[START OF Records for the task]

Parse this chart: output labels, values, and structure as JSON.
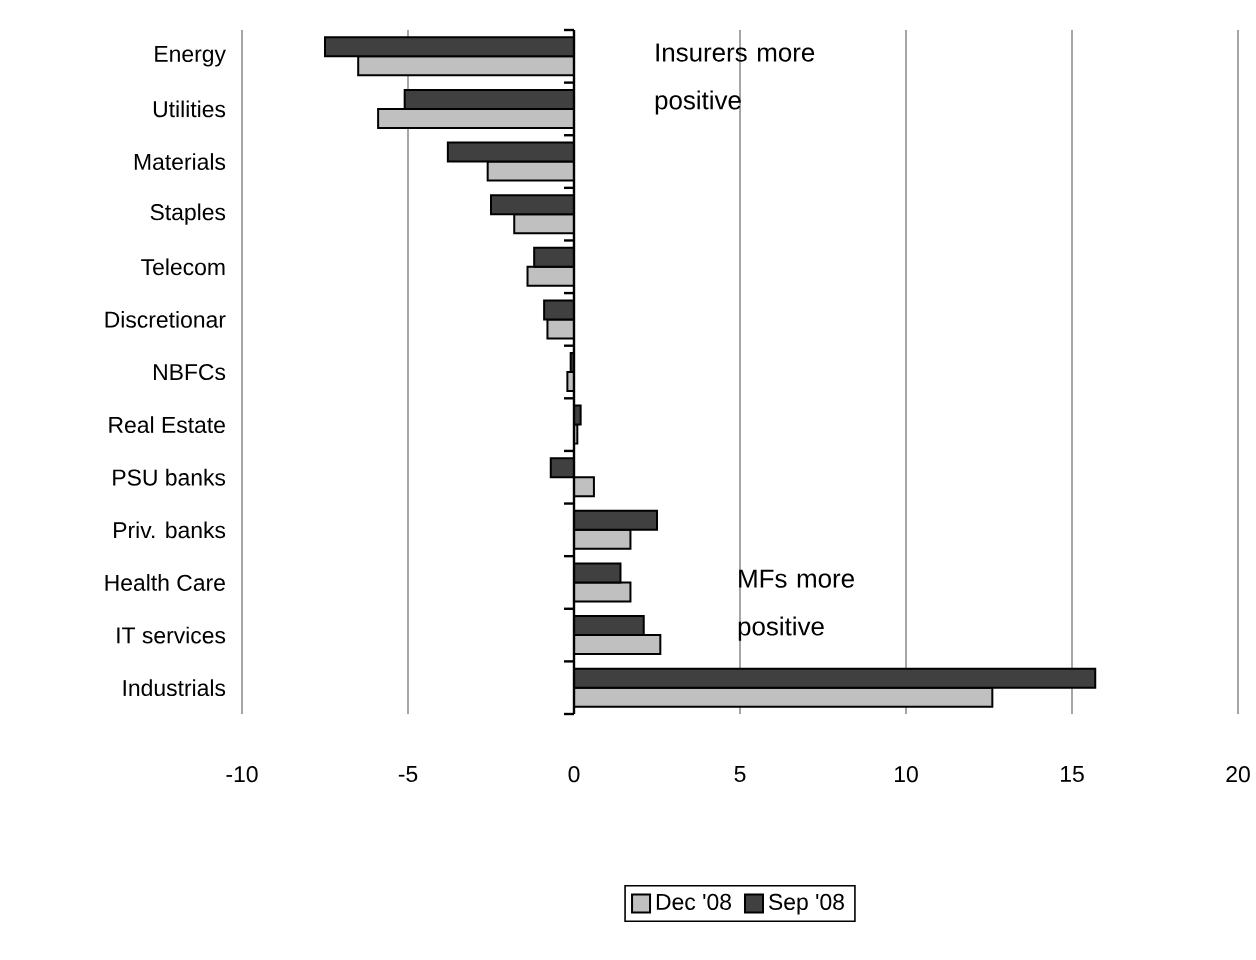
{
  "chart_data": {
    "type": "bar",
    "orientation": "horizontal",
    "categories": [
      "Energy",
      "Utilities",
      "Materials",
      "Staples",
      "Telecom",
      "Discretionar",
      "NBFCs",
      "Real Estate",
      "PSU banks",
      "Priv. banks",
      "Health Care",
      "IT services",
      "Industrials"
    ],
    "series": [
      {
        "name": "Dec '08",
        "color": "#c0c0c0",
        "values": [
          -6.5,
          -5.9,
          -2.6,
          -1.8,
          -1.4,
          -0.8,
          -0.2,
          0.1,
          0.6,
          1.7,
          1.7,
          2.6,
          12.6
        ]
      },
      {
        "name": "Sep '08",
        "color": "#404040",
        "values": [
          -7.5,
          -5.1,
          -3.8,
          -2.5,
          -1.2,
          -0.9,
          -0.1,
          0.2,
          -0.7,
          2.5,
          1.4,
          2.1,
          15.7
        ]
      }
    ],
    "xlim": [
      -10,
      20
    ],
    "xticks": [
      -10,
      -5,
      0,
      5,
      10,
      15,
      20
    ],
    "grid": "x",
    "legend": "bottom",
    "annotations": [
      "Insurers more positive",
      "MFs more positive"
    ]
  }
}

[END OF Records for the task]
[START OF Records for the task]

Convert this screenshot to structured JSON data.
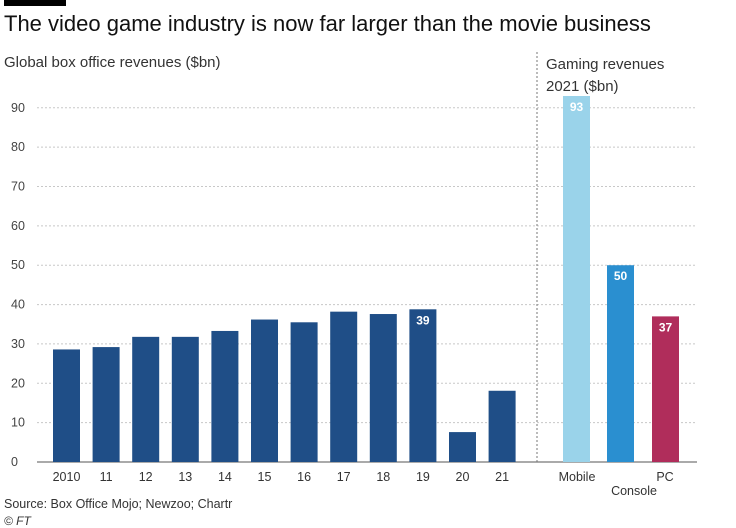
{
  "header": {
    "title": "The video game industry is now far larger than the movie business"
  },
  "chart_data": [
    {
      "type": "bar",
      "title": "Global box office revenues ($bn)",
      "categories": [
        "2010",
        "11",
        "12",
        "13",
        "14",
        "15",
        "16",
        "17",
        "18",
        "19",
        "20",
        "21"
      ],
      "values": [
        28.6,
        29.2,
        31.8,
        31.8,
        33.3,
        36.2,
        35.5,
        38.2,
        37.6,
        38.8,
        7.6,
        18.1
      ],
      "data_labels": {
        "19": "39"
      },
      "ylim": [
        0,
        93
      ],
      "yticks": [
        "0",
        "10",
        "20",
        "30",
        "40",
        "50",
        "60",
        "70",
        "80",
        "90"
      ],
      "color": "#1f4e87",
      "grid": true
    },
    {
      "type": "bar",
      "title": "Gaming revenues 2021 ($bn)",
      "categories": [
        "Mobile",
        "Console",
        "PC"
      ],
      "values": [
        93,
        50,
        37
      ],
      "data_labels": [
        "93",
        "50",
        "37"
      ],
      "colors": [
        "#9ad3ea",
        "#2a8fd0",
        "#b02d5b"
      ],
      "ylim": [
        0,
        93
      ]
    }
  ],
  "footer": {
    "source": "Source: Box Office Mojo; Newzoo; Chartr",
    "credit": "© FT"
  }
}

[END OF Records for the task]

**What you are asked to do**
Track down every line holding the string "title" and copy it.

**Solution**
    "title": "The video game industry is now far larger than the movie business"
      "title": "Global box office revenues ($bn)",
      "title": "Gaming revenues 2021 ($bn)",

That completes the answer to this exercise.